Set exercise.
Could you format the material below as a numbered list, leaving out the blank lines and the pictures?

— Start Exercise input —

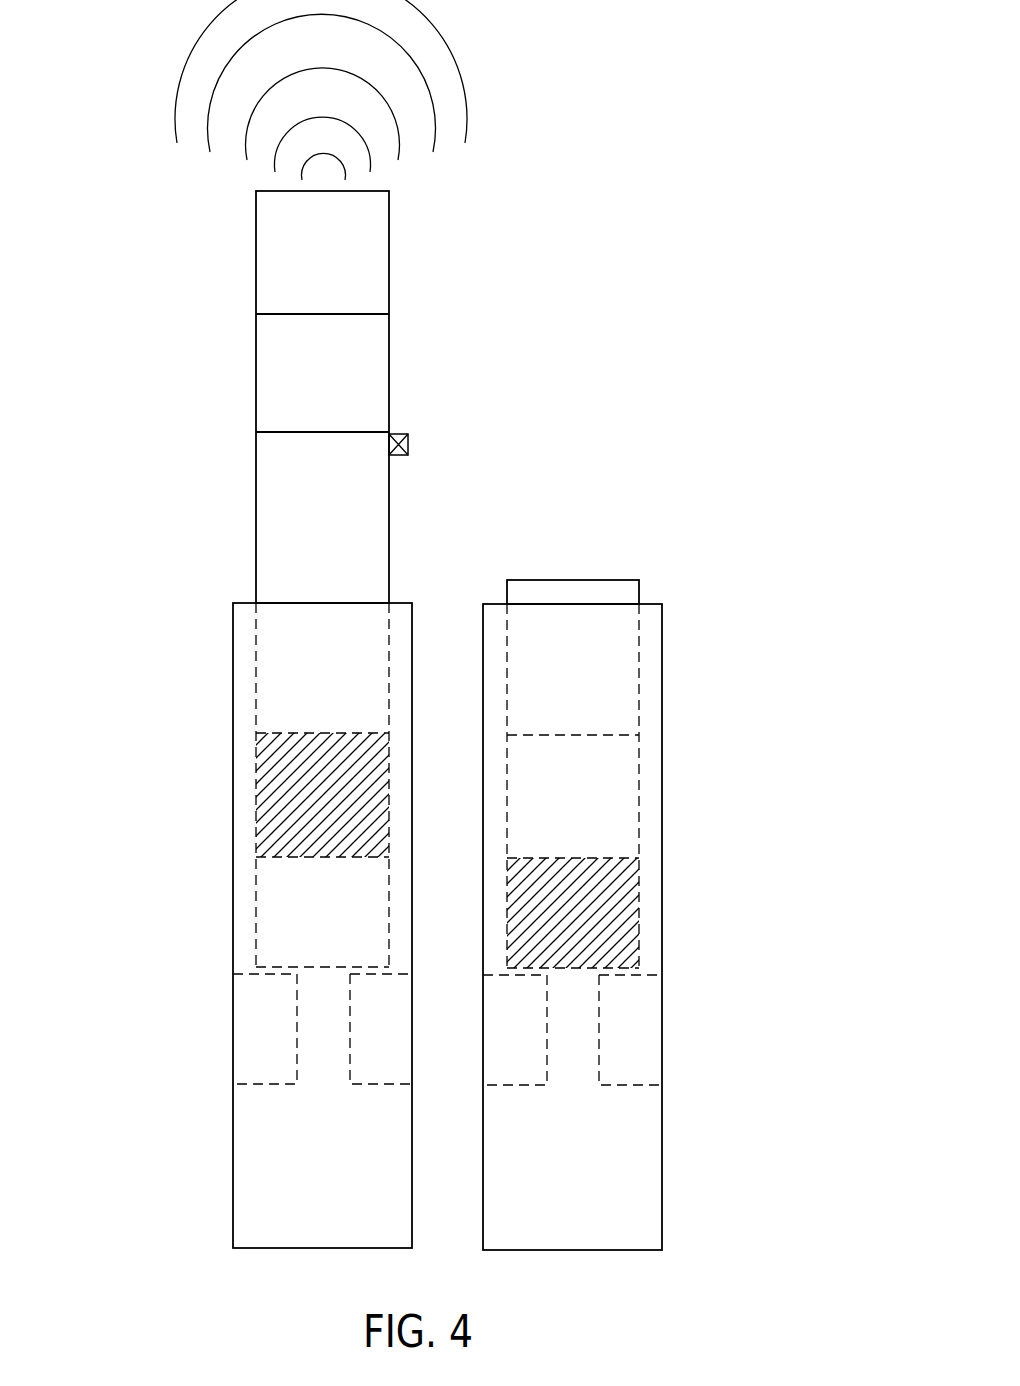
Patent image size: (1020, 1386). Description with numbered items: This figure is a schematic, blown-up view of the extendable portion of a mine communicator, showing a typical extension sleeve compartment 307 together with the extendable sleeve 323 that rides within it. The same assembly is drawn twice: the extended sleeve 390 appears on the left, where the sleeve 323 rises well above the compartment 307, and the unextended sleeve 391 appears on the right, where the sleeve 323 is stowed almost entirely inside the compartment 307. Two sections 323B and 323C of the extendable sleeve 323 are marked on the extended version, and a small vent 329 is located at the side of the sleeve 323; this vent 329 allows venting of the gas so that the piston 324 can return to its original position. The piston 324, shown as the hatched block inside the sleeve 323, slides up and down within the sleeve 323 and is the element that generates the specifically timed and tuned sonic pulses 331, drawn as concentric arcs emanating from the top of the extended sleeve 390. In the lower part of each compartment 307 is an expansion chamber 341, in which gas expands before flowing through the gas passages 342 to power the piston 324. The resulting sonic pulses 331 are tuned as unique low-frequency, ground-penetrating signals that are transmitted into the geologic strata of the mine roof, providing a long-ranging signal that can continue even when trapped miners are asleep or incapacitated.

The sonic pulse 331 is at (440, 82).
The extended sleeve 390 is at (210, 343).
The unextended sleeve 391 is at (681, 540).
The extendable sleeve 323 is at (258, 516).
The sleeve section 323B is at (337, 312).
The sleeve section 323C is at (337, 432).
The vent 329 is at (408, 445).
The extension sleeve compartment 307 is at (233, 645).
The piston 324 is at (268, 803).
The gas passage 342 is at (313, 1032).
The expansion chamber 341 is at (240, 1178).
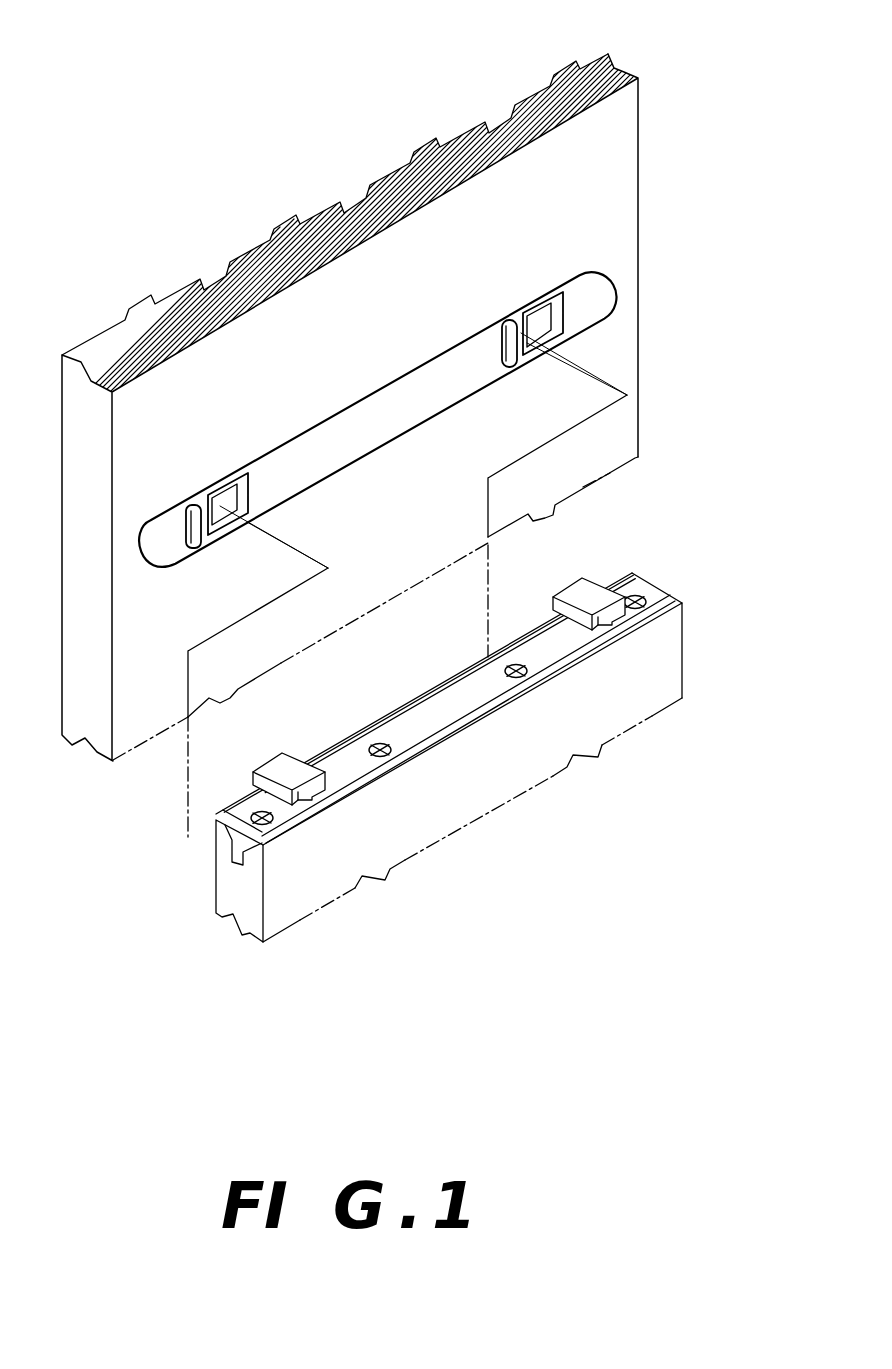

— End Exercise input —

Correct answer.
1. Patent image size: (1020, 1386). Description with numbered items: This figure is a schematic, blown-up view of the extendable portion of a mine communicator, showing a typical extension sleeve compartment 307 together with the extendable sleeve 323 that rides within it. The same assembly is drawn twice: the extended sleeve 390 appears on the left, where the sleeve 323 rises well above the compartment 307, and the unextended sleeve 391 appears on the right, where the sleeve 323 is stowed almost entirely inside the compartment 307. Two sections 323B and 323C of the extendable sleeve 323 are marked on the extended version, and a small vent 329 is located at the side of the sleeve 323; this vent 329 allows venting of the gas so that the piston 324 can return to its original position. The piston 324, shown as the hatched block inside the sleeve 323, slides up and down within the sleeve 323 and is the element that generates the specifically timed and tuned sonic pulses 331, drawn as concentric arcs emanating from the top of the extended sleeve 390. In the lower part of each compartment 307 is an expansion chamber 341, in which gas expands before flowing through the gas passages 342 to power the piston 324. The resulting sonic pulses 331 are tuned as unique low-frequency, ground-penetrating signals that are transmitted into the geologic strata of the mine roof, providing a long-ranging signal that can continue even when trapped miners are asleep or incapacitated.
2. The sonic pulse 331 is at (440, 82).
3. The extended sleeve 390 is at (210, 343).
4. The unextended sleeve 391 is at (681, 540).
5. The extendable sleeve 323 is at (258, 516).
6. The sleeve section 323B is at (337, 312).
7. The sleeve section 323C is at (337, 432).
8. The vent 329 is at (408, 445).
9. The extension sleeve compartment 307 is at (233, 645).
10. The piston 324 is at (268, 803).
11. The gas passage 342 is at (313, 1032).
12. The expansion chamber 341 is at (240, 1178).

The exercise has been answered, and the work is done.